> **Your goal**: Can you find the lines of the listing that include "this" and copy every one?

★ ★ ★ ★ ★

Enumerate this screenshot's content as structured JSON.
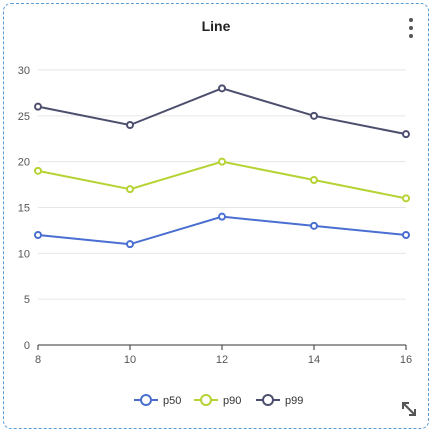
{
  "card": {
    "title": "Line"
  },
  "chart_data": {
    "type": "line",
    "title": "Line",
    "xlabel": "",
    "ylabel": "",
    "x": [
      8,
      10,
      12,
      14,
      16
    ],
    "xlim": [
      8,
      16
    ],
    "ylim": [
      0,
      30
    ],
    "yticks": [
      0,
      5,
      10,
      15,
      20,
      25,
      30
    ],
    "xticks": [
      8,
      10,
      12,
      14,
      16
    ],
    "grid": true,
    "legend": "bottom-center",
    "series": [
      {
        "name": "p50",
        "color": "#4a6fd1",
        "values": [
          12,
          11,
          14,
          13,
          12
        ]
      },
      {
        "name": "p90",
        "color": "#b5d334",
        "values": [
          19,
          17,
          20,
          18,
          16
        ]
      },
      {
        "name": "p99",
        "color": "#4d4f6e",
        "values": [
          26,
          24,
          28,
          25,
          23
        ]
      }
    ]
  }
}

★ ★ ★ ★ ★

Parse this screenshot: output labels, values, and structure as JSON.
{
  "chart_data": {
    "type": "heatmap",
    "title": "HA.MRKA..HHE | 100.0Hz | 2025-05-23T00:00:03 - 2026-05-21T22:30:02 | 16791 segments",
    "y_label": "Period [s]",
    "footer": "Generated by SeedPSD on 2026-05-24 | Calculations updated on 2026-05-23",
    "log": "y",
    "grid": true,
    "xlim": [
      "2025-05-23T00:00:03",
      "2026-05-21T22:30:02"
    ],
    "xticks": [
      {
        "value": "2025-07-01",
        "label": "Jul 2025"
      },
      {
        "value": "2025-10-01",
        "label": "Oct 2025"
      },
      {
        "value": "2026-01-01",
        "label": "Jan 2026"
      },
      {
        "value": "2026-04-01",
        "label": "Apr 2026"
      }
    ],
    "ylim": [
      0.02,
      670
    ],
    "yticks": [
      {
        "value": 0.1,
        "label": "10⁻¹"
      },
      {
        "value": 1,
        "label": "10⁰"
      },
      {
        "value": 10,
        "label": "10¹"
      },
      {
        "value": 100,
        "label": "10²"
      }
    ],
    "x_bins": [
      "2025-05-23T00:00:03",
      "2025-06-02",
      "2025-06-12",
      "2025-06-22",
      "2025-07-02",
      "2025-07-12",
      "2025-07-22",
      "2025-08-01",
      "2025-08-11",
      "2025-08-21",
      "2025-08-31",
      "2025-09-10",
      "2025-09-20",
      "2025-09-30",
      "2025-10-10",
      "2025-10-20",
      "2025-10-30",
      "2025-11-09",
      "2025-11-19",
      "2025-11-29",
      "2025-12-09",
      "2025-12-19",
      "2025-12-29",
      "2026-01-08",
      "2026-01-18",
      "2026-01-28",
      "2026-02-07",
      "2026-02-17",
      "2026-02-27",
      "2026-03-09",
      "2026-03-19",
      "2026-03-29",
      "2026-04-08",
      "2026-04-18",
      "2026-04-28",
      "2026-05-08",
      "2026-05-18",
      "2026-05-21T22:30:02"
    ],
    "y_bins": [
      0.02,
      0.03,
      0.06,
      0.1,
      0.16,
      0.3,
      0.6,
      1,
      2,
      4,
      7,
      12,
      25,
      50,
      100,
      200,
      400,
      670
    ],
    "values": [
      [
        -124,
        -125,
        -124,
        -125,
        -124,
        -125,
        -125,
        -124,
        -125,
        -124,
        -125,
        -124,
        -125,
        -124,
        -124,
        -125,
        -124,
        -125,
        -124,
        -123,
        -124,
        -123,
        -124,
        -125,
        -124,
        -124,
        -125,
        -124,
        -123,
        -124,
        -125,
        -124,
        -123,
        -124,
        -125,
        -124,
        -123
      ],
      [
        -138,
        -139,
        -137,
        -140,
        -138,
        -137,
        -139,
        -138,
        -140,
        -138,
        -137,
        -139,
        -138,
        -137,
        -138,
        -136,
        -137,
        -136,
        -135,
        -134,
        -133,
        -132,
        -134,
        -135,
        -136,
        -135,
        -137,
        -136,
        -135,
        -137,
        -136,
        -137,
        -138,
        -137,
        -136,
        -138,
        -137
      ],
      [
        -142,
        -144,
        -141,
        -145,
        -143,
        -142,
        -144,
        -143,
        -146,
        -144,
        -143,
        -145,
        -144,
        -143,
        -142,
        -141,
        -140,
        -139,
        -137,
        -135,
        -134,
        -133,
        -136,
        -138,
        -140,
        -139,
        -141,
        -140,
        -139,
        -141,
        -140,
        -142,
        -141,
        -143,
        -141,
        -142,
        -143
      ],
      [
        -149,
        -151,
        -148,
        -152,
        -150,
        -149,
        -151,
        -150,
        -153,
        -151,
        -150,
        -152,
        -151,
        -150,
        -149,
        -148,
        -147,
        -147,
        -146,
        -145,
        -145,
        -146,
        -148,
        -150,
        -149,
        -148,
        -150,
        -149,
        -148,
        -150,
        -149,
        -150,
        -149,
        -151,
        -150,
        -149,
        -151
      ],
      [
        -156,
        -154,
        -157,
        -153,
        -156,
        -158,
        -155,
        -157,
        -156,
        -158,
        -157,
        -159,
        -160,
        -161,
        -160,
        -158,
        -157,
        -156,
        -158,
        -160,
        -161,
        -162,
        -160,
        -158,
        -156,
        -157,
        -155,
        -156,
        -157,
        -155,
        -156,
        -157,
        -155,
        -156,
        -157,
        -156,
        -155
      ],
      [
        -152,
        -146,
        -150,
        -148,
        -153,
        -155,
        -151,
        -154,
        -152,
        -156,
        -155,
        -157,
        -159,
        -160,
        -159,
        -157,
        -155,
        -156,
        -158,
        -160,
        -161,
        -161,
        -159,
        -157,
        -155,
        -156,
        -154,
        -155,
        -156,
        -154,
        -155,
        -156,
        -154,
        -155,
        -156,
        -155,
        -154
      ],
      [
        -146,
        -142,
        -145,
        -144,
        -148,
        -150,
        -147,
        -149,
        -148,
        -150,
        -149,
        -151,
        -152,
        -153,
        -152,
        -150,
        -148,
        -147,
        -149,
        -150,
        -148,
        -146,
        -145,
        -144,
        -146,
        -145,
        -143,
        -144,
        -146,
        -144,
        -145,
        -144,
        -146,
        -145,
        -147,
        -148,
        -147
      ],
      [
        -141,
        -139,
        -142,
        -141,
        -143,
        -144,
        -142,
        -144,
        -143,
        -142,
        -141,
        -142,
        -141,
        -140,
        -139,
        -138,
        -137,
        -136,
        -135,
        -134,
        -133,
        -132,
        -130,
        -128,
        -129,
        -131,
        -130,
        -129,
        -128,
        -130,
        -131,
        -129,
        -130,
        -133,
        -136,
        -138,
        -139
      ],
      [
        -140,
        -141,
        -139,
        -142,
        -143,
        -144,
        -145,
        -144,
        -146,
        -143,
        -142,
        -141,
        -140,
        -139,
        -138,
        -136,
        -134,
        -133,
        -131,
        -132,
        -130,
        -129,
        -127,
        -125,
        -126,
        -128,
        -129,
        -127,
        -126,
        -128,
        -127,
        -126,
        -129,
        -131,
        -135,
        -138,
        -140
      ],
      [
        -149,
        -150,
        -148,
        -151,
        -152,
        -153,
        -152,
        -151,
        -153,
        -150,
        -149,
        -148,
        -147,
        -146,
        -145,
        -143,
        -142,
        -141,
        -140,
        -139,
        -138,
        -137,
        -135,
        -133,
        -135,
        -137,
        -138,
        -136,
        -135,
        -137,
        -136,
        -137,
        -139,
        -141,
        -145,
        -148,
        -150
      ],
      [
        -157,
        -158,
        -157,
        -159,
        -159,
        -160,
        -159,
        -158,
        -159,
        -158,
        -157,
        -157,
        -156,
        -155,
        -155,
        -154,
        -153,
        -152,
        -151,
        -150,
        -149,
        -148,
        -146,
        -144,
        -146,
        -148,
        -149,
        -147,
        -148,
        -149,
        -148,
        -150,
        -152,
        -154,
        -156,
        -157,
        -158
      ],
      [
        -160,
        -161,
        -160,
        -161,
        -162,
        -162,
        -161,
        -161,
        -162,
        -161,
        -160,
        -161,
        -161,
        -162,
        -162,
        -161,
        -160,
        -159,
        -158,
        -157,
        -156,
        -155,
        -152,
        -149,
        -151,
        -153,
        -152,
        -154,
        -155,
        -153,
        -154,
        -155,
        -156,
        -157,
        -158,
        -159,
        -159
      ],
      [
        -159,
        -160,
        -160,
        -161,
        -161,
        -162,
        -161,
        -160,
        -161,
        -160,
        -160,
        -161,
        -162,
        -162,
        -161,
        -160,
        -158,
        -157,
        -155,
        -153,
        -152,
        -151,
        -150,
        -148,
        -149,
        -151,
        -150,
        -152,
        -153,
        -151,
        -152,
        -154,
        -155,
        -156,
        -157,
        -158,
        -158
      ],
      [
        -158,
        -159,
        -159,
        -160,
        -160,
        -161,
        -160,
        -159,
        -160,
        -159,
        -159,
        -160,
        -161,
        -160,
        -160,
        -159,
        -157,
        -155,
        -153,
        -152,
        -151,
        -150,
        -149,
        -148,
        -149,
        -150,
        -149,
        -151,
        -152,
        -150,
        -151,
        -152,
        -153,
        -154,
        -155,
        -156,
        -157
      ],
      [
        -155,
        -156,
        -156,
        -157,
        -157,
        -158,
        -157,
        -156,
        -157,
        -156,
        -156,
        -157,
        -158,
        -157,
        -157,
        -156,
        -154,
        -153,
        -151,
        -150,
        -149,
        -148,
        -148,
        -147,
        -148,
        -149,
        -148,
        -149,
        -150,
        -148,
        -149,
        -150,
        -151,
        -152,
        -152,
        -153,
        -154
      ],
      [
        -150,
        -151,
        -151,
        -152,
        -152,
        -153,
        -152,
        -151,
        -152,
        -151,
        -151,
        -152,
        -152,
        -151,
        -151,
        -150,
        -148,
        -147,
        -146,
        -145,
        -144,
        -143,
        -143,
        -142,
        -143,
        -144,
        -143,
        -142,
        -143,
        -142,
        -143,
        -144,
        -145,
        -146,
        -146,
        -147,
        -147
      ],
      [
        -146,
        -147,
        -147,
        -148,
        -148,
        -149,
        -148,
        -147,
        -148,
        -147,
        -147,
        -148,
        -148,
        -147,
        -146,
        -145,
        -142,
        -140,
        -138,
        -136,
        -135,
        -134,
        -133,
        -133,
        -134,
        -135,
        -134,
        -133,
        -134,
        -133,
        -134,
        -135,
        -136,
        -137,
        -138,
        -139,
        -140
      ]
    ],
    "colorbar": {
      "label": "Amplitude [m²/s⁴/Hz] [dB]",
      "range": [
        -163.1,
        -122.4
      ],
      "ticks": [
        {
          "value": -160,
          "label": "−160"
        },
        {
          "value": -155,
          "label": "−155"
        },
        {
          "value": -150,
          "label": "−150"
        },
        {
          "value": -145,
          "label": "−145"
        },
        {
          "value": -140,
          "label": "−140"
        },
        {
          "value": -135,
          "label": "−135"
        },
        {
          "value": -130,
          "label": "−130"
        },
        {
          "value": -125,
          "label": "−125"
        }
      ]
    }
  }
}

★ ★ ★ ★ ★

> **Exercise solution**:
Enumerate this screenshot's content as structured JSON.
Parse this screenshot: output labels, values, and structure as JSON.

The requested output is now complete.